Give back the full listing verbatim, apart from its images.
------------------------
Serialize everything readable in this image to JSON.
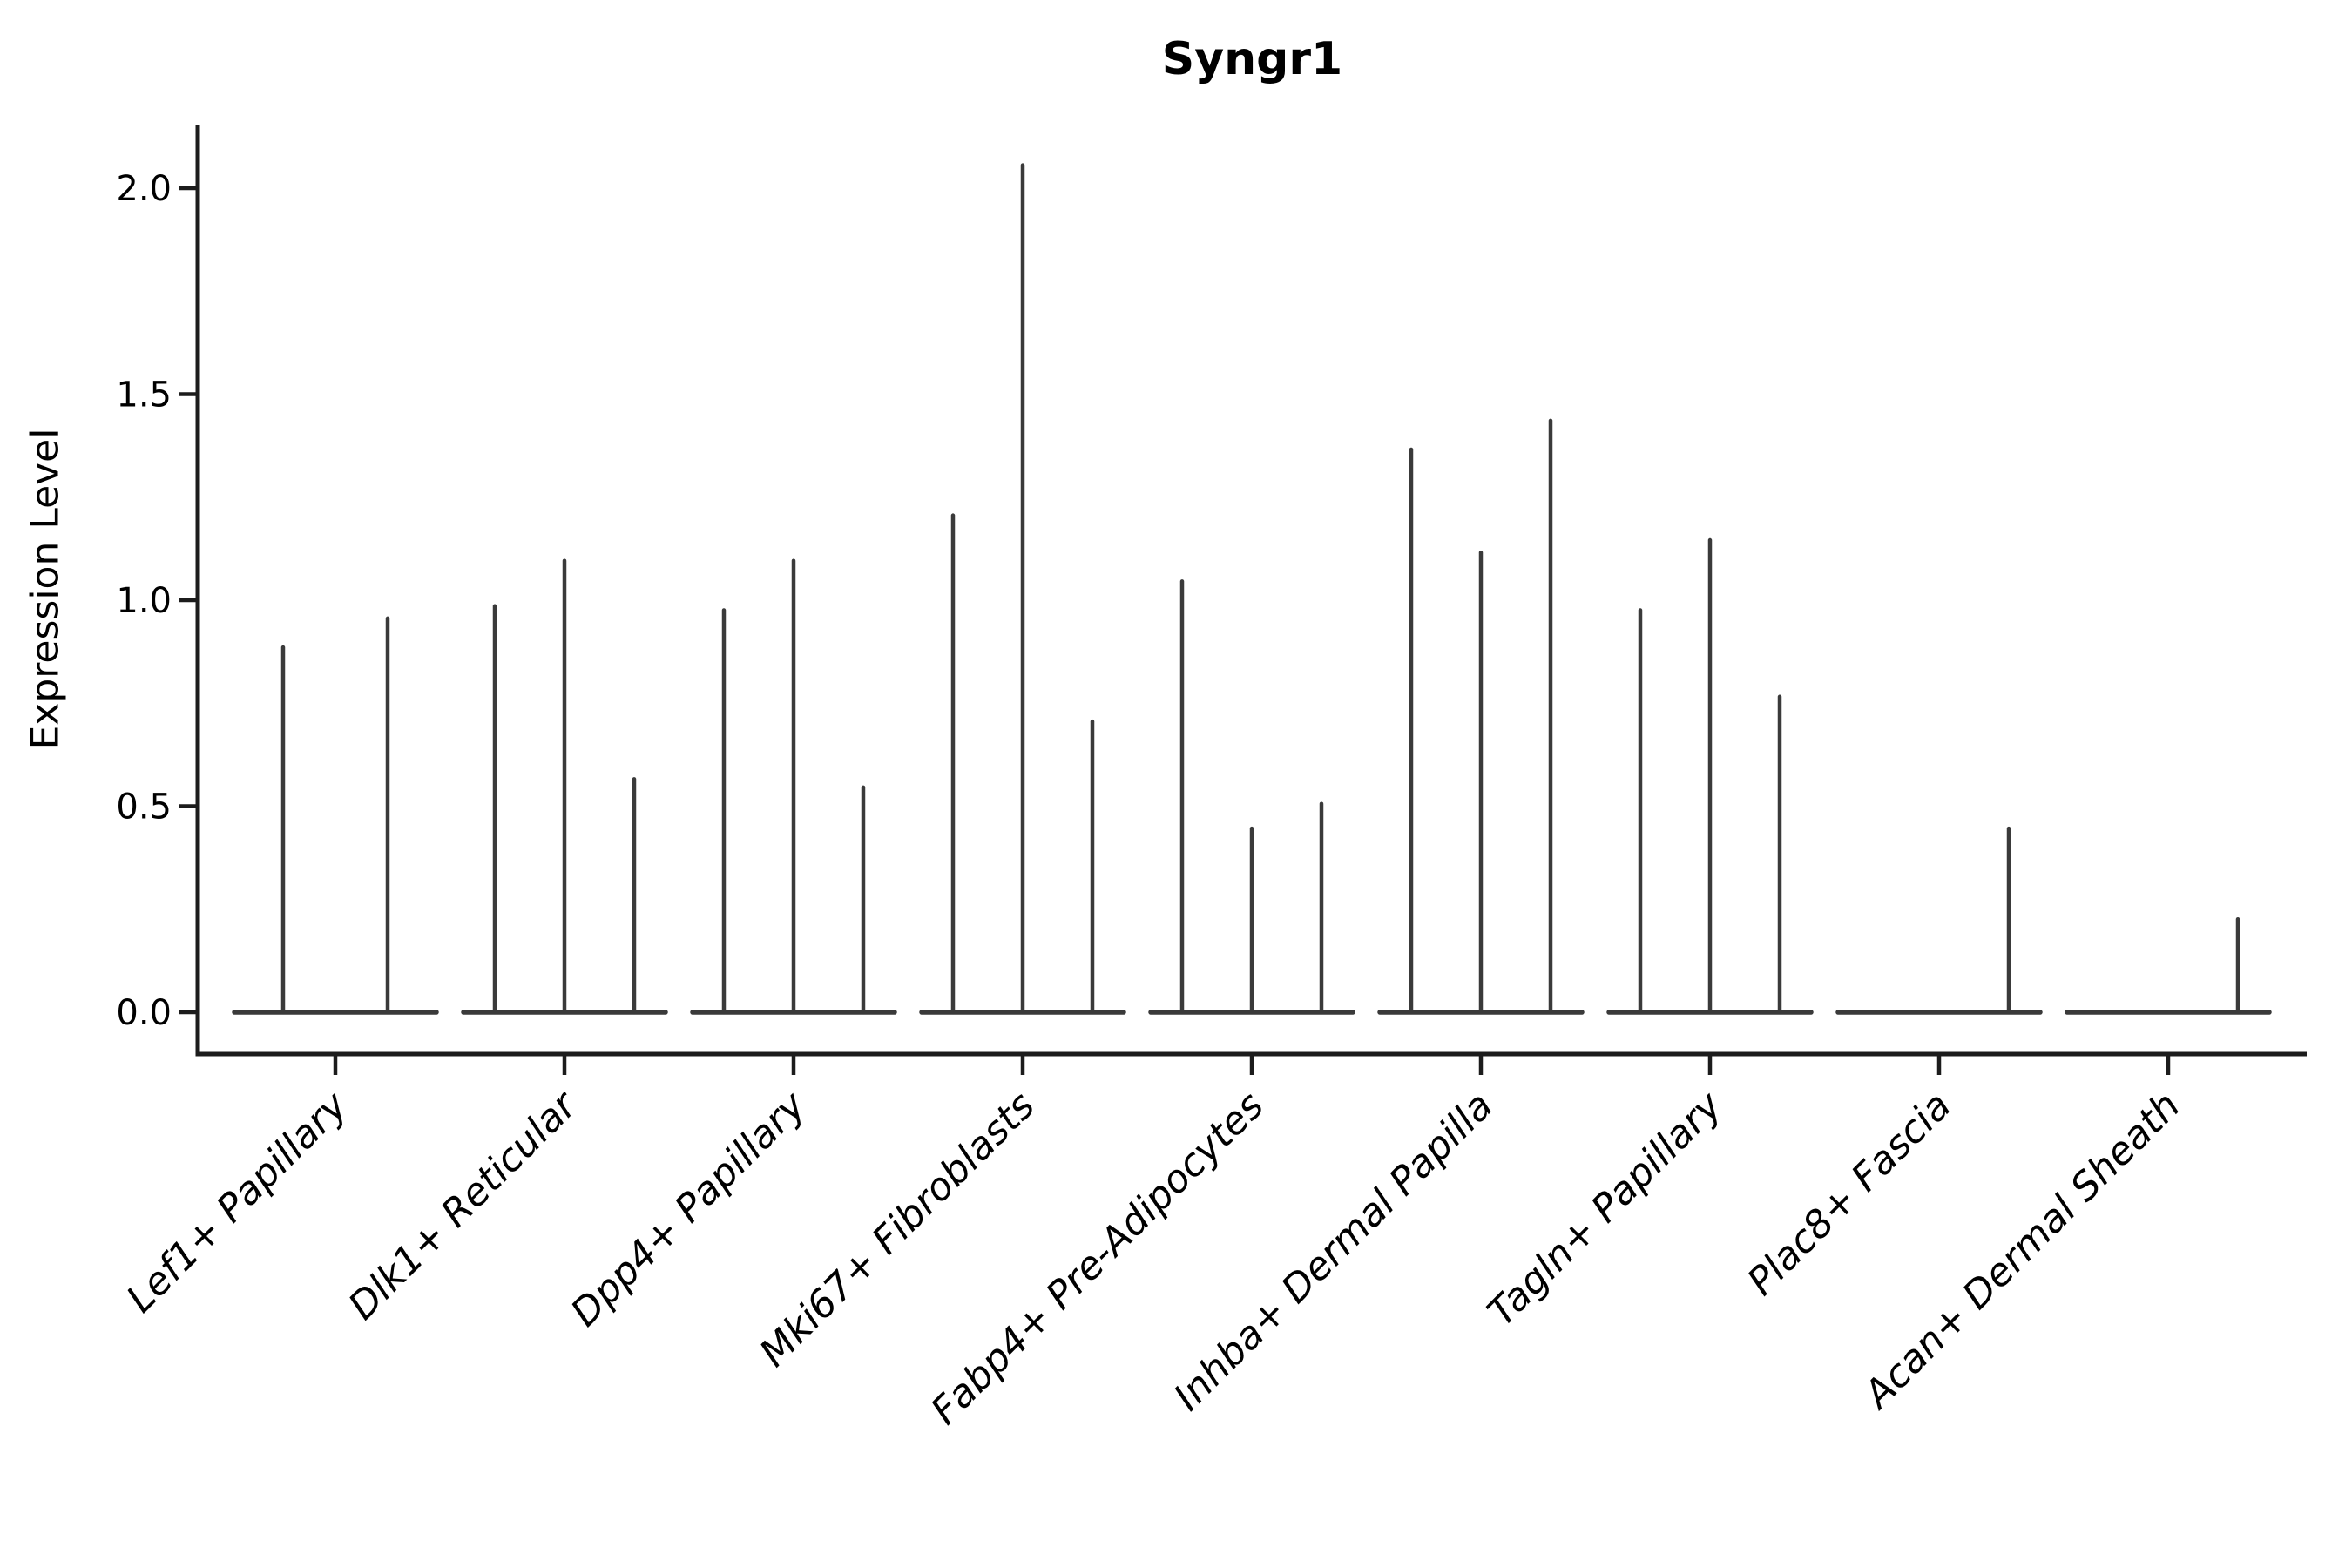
{
  "figure": {
    "title": "Syngr1",
    "ylabel": "Expression Level"
  },
  "chart_data": {
    "type": "violin",
    "title": "Syngr1",
    "xlabel": "",
    "ylabel": "Expression Level",
    "ytick_labels": [
      "0.0",
      "0.5",
      "1.0",
      "1.5",
      "2.0"
    ],
    "ytick_values": [
      0.0,
      0.5,
      1.0,
      1.5,
      2.0
    ],
    "ylim": [
      -0.1,
      2.15
    ],
    "grid": false,
    "legend_position": "none",
    "x_tick_rotation_deg": 45,
    "categories": [
      "Lef1+ Papillary",
      "Dlk1+ Reticular",
      "Dpp4+ Papillary",
      "Mki67+ Fibroblasts",
      "Fabp4+ Pre-Adipocytes",
      "Inhba+ Dermal Papilla",
      "Tagln+ Papillary",
      "Plac8+ Fascia",
      "Acan+ Dermal Sheath"
    ],
    "violins_max_expression": [
      [
        0.89,
        0.96
      ],
      [
        0.99,
        1.1,
        0.57
      ],
      [
        0.98,
        1.1,
        0.55
      ],
      [
        1.21,
        2.06,
        0.71
      ],
      [
        1.05,
        0.45,
        0.51
      ],
      [
        1.37,
        1.12,
        1.44
      ],
      [
        0.98,
        1.15,
        0.77
      ],
      [
        0.0,
        0.0,
        0.45
      ],
      [
        0.0,
        0.0,
        0.23
      ]
    ],
    "violin_line_color": "#3a3a3a",
    "axis_color": "#1c1c1c",
    "text_color": "#000000",
    "background_color": "#ffffff"
  }
}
------------------------
▶ **SOLUTION**:
Serialize everything readable in this image to JSON.
{
  "figure": {
    "title": "Syngr1",
    "ylabel": "Expression Level"
  },
  "chart_data": {
    "type": "violin",
    "title": "Syngr1",
    "xlabel": "",
    "ylabel": "Expression Level",
    "ytick_labels": [
      "0.0",
      "0.5",
      "1.0",
      "1.5",
      "2.0"
    ],
    "ytick_values": [
      0.0,
      0.5,
      1.0,
      1.5,
      2.0
    ],
    "ylim": [
      -0.1,
      2.15
    ],
    "grid": false,
    "legend_position": "none",
    "x_tick_rotation_deg": 45,
    "categories": [
      "Lef1+ Papillary",
      "Dlk1+ Reticular",
      "Dpp4+ Papillary",
      "Mki67+ Fibroblasts",
      "Fabp4+ Pre-Adipocytes",
      "Inhba+ Dermal Papilla",
      "Tagln+ Papillary",
      "Plac8+ Fascia",
      "Acan+ Dermal Sheath"
    ],
    "violins_max_expression": [
      [
        0.89,
        0.96
      ],
      [
        0.99,
        1.1,
        0.57
      ],
      [
        0.98,
        1.1,
        0.55
      ],
      [
        1.21,
        2.06,
        0.71
      ],
      [
        1.05,
        0.45,
        0.51
      ],
      [
        1.37,
        1.12,
        1.44
      ],
      [
        0.98,
        1.15,
        0.77
      ],
      [
        0.0,
        0.0,
        0.45
      ],
      [
        0.0,
        0.0,
        0.23
      ]
    ],
    "violin_line_color": "#3a3a3a",
    "axis_color": "#1c1c1c",
    "text_color": "#000000",
    "background_color": "#ffffff"
  }
}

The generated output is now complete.